▸ REQUIRED WORK:
Select the lines of the records containing the word "right" and list them.

▸ DATASET ENTRIES:

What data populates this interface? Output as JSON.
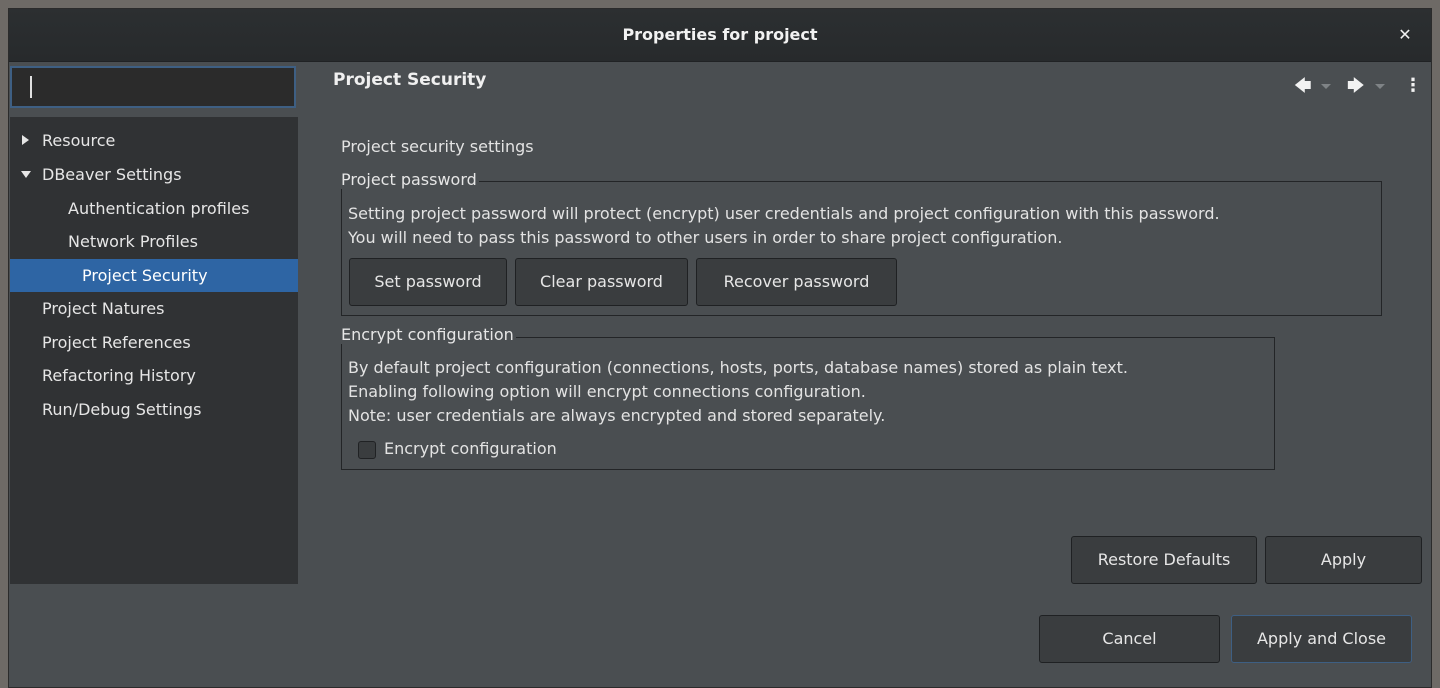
{
  "window": {
    "title": "Properties for project"
  },
  "search": {
    "value": "",
    "placeholder": ""
  },
  "tree": {
    "items": [
      {
        "label": "Resource"
      },
      {
        "label": "DBeaver Settings"
      },
      {
        "label": "Authentication profiles"
      },
      {
        "label": "Network Profiles"
      },
      {
        "label": "Project Security"
      },
      {
        "label": "Project Natures"
      },
      {
        "label": "Project References"
      },
      {
        "label": "Refactoring History"
      },
      {
        "label": "Run/Debug Settings"
      }
    ]
  },
  "page": {
    "heading": "Project Security",
    "subtitle": "Project security settings",
    "password_group": {
      "label": "Project password",
      "line1": "Setting project password will protect (encrypt) user credentials and project configuration with this password.",
      "line2": "You will need to pass this password to other users in order to share project configuration.",
      "set_button": "Set password",
      "clear_button": "Clear password",
      "recover_button": "Recover password"
    },
    "encrypt_group": {
      "label": "Encrypt configuration",
      "line1": "By default project configuration (connections, hosts, ports, database names) stored as plain text.",
      "line2": "Enabling following option will encrypt connections configuration.",
      "line3": "Note: user credentials are always encrypted and stored separately.",
      "checkbox_label": "Encrypt configuration",
      "checkbox_checked": false
    }
  },
  "buttons": {
    "restore_defaults": "Restore Defaults",
    "apply": "Apply",
    "cancel": "Cancel",
    "apply_and_close": "Apply and Close"
  },
  "icons": {
    "close": "close-icon",
    "back": "arrow-left-icon",
    "forward": "arrow-right-icon",
    "menu": "kebab-menu-icon"
  }
}
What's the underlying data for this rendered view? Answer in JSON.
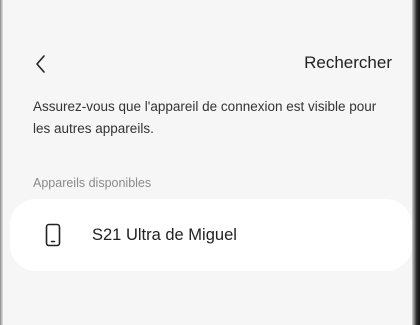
{
  "header": {
    "back_icon": "chevron-left-icon",
    "action_label": "Rechercher"
  },
  "info_text": "Assurez-vous que l'appareil de connexion est visible pour les autres appareils.",
  "section_label": "Appareils disponibles",
  "devices": [
    {
      "icon": "smartphone-icon",
      "name": "S21 Ultra de Miguel"
    }
  ],
  "colors": {
    "background": "#f6f6f6",
    "card": "#ffffff",
    "text_primary": "#222222",
    "text_secondary": "#8a8a8a"
  }
}
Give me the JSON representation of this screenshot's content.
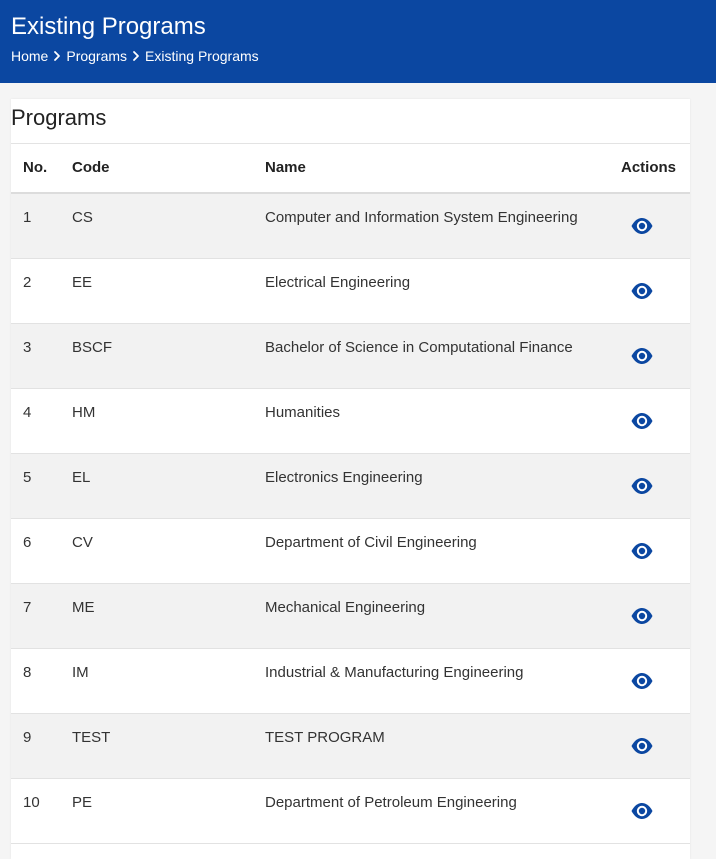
{
  "header": {
    "title": "Existing Programs",
    "breadcrumb": [
      "Home",
      "Programs",
      "Existing Programs"
    ]
  },
  "card": {
    "title": "Programs"
  },
  "table": {
    "columns": [
      "No.",
      "Code",
      "Name",
      "Actions"
    ],
    "rows": [
      {
        "no": "1",
        "code": "CS",
        "name": "Computer and Information System Engineering"
      },
      {
        "no": "2",
        "code": "EE",
        "name": "Electrical Engineering"
      },
      {
        "no": "3",
        "code": "BSCF",
        "name": "Bachelor of Science in Computational Finance"
      },
      {
        "no": "4",
        "code": "HM",
        "name": "Humanities"
      },
      {
        "no": "5",
        "code": "EL",
        "name": "Electronics Engineering"
      },
      {
        "no": "6",
        "code": "CV",
        "name": "Department of Civil Engineering"
      },
      {
        "no": "7",
        "code": "ME",
        "name": "Mechanical Engineering"
      },
      {
        "no": "8",
        "code": "IM",
        "name": "Industrial & Manufacturing Engineering"
      },
      {
        "no": "9",
        "code": "TEST",
        "name": "TEST PROGRAM"
      },
      {
        "no": "10",
        "code": "PE",
        "name": "Department of Petroleum Engineering"
      }
    ]
  },
  "icons": {
    "action": "eye-icon",
    "breadcrumb_separator": "chevron-right-icon"
  },
  "colors": {
    "header_bg": "#0b47a1",
    "accent": "#0b47a1",
    "row_stripe": "#f2f2f2"
  }
}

▸ REPLY:
    "forward": "arrow-right-icon",
    "breadcrumb_separator": "chevron-right-icon"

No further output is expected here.